Set problem: Reproduce word for word everything from the line containing "where is each" down to the line containing "series-line-1 bbox=[258, 108, 1007, 235]", with both of those lines included.

Supplied material:
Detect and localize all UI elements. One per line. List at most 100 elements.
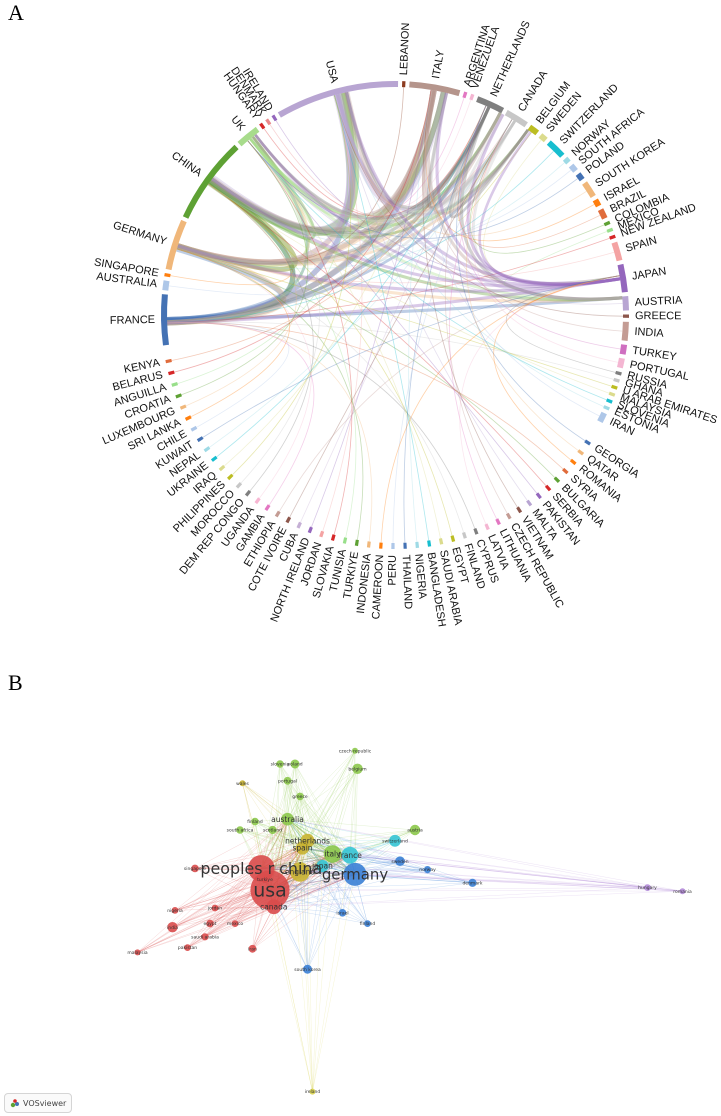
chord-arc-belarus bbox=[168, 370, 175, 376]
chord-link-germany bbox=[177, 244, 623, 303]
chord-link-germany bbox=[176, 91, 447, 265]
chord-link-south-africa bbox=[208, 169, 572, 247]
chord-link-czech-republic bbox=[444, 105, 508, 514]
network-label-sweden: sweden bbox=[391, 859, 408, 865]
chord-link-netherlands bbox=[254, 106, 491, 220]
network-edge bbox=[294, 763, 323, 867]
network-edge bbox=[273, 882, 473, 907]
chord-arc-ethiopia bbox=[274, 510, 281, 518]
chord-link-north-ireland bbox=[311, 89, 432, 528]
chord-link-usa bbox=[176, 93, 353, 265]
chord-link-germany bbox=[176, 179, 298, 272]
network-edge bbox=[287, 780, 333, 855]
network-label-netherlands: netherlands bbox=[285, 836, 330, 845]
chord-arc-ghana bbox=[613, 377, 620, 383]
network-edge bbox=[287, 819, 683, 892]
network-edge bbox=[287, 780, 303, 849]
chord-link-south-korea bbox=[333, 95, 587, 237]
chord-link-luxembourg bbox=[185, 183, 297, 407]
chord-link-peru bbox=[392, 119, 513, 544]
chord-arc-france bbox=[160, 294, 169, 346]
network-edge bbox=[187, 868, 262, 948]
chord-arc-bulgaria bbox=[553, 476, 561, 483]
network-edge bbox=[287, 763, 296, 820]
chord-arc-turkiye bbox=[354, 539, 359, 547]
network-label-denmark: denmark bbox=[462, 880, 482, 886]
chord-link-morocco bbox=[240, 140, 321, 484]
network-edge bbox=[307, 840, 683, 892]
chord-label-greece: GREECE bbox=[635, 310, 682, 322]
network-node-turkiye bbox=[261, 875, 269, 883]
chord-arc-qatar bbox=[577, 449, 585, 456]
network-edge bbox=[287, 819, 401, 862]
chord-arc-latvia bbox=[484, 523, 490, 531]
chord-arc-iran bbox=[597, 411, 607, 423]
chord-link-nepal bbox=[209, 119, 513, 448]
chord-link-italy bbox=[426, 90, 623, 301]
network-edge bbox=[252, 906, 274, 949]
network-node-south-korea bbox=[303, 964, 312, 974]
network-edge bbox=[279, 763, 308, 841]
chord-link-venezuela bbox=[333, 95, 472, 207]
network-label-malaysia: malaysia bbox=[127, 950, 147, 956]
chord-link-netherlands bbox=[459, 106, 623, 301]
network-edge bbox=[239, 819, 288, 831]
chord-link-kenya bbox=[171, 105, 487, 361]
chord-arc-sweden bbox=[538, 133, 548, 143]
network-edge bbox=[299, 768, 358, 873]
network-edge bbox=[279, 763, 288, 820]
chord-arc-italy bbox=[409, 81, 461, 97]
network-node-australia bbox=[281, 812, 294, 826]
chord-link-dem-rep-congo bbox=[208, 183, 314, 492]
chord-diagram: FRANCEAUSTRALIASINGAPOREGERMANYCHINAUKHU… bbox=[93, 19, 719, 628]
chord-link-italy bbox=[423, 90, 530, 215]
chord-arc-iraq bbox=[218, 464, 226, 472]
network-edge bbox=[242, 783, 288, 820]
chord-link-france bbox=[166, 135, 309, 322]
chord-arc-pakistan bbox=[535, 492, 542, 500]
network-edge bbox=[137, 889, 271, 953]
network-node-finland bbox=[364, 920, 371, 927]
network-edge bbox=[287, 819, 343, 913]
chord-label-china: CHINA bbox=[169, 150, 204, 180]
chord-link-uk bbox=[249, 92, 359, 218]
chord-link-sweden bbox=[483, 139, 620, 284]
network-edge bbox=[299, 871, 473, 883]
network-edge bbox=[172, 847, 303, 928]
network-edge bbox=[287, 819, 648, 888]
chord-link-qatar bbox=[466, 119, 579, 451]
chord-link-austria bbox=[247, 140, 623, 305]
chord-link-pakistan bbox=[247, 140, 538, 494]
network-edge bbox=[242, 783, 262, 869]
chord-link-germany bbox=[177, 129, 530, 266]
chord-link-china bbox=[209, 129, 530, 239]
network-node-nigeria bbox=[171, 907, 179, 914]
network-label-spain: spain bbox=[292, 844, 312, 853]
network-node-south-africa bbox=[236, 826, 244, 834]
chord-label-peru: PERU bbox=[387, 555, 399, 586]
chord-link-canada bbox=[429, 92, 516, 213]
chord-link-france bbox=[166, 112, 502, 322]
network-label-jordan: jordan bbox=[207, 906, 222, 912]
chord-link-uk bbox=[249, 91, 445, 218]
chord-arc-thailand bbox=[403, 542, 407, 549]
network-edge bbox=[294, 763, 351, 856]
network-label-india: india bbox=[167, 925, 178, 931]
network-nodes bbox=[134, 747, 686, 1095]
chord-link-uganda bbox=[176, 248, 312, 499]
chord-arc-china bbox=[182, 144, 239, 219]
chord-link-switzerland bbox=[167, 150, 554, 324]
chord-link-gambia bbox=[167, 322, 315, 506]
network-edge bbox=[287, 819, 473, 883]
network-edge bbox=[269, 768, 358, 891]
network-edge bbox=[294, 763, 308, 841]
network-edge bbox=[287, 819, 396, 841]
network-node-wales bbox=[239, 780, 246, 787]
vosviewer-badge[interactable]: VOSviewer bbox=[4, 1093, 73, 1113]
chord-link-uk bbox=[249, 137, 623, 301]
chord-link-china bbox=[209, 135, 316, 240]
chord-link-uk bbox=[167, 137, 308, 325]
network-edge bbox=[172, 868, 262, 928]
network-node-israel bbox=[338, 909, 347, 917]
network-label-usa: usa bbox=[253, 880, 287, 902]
...
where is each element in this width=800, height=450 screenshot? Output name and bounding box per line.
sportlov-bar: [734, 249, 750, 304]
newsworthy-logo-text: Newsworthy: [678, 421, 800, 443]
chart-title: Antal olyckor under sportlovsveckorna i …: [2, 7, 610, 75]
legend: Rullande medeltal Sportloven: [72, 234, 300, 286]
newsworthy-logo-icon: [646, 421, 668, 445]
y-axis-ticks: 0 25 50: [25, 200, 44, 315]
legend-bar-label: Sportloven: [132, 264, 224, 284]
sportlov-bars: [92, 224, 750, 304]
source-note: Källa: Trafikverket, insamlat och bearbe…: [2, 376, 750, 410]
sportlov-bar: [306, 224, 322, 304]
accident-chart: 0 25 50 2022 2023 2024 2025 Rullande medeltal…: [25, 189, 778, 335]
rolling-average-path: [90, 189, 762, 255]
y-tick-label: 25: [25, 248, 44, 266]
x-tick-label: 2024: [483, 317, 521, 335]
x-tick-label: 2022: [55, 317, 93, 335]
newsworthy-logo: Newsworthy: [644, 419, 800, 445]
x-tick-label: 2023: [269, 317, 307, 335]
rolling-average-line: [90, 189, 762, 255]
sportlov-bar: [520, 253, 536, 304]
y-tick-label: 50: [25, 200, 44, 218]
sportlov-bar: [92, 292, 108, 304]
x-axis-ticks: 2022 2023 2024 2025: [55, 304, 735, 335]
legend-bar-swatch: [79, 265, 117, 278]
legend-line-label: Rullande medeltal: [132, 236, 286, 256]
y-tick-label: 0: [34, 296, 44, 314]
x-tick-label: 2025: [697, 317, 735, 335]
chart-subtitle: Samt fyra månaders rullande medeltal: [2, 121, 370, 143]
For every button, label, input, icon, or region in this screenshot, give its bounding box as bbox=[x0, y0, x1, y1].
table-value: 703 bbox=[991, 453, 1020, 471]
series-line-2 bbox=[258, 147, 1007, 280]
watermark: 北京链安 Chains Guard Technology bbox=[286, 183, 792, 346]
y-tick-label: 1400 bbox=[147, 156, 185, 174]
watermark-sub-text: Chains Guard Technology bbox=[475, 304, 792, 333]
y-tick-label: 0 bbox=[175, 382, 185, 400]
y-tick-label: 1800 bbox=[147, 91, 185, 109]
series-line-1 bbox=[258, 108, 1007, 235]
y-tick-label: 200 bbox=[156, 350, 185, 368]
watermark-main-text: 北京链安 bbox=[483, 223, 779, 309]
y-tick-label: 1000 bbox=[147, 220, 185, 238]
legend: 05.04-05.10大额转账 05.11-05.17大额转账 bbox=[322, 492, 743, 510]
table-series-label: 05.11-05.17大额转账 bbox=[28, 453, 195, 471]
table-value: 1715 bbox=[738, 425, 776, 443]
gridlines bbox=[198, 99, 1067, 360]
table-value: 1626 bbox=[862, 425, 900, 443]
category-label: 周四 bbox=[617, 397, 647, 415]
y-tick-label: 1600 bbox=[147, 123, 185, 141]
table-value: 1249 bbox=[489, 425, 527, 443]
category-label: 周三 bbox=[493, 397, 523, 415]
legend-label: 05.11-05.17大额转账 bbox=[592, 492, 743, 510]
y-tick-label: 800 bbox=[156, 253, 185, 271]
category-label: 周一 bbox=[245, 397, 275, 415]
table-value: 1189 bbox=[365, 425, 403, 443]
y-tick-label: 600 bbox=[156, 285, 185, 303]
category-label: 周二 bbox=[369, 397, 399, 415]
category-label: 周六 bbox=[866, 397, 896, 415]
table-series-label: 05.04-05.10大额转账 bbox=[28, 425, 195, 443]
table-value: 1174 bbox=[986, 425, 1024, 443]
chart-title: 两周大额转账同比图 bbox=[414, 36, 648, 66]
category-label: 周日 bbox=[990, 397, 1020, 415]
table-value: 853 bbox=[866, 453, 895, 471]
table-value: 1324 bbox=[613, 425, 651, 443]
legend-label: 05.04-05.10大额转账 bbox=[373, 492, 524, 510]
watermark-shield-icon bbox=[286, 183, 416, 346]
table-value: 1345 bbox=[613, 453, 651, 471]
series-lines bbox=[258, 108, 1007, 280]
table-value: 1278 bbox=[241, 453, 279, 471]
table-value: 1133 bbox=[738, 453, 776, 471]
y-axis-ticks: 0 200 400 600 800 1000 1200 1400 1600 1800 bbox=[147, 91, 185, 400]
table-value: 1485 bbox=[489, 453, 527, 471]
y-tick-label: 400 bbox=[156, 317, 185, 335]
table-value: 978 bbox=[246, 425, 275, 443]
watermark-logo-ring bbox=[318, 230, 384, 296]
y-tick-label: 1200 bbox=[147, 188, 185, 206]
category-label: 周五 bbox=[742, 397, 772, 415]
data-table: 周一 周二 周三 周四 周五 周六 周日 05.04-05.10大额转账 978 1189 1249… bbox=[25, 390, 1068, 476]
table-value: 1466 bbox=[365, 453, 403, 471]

Output of the task:
where is each element in this width=800, height=450 screenshot? Output name and bounding box per line.
sportlov-bar: [734, 249, 750, 304]
newsworthy-logo-text: Newsworthy: [678, 421, 800, 443]
chart-title: Antal olyckor under sportlovsveckorna i …: [2, 7, 610, 75]
legend: Rullande medeltal Sportloven: [72, 234, 300, 286]
newsworthy-logo-icon: [646, 421, 668, 445]
y-axis-ticks: 0 25 50: [25, 200, 44, 315]
legend-bar-label: Sportloven: [132, 264, 224, 284]
sportlov-bars: [92, 224, 750, 304]
source-note: Källa: Trafikverket, insamlat och bearbe…: [2, 376, 750, 410]
sportlov-bar: [306, 224, 322, 304]
accident-chart: 0 25 50 2022 2023 2024 2025 Rullande medeltal…: [25, 189, 778, 335]
rolling-average-path: [90, 189, 762, 255]
y-tick-label: 25: [25, 248, 44, 266]
x-tick-label: 2024: [483, 317, 521, 335]
x-tick-label: 2022: [55, 317, 93, 335]
newsworthy-logo: Newsworthy: [644, 419, 800, 445]
x-tick-label: 2023: [269, 317, 307, 335]
rolling-average-line: [90, 189, 762, 255]
sportlov-bar: [520, 253, 536, 304]
y-tick-label: 50: [25, 200, 44, 218]
sportlov-bar: [92, 292, 108, 304]
x-axis-ticks: 2022 2023 2024 2025: [55, 304, 735, 335]
legend-bar-swatch: [79, 265, 117, 278]
legend-line-label: Rullande medeltal: [132, 236, 286, 256]
y-tick-label: 0: [34, 296, 44, 314]
x-tick-label: 2025: [697, 317, 735, 335]
chart-subtitle: Samt fyra månaders rullande medeltal: [2, 121, 370, 143]
For every button, label, input, icon, or region in this screenshot, give its bounding box as bbox=[x0, y0, x1, y1].
table-value: 703 bbox=[991, 453, 1020, 471]
series-line-2 bbox=[258, 147, 1007, 280]
watermark: 北京链安 Chains Guard Technology bbox=[286, 183, 792, 346]
y-tick-label: 1400 bbox=[147, 156, 185, 174]
watermark-sub-text: Chains Guard Technology bbox=[475, 304, 792, 333]
y-tick-label: 0 bbox=[175, 382, 185, 400]
y-tick-label: 1800 bbox=[147, 91, 185, 109]
series-line-1 bbox=[258, 108, 1007, 235]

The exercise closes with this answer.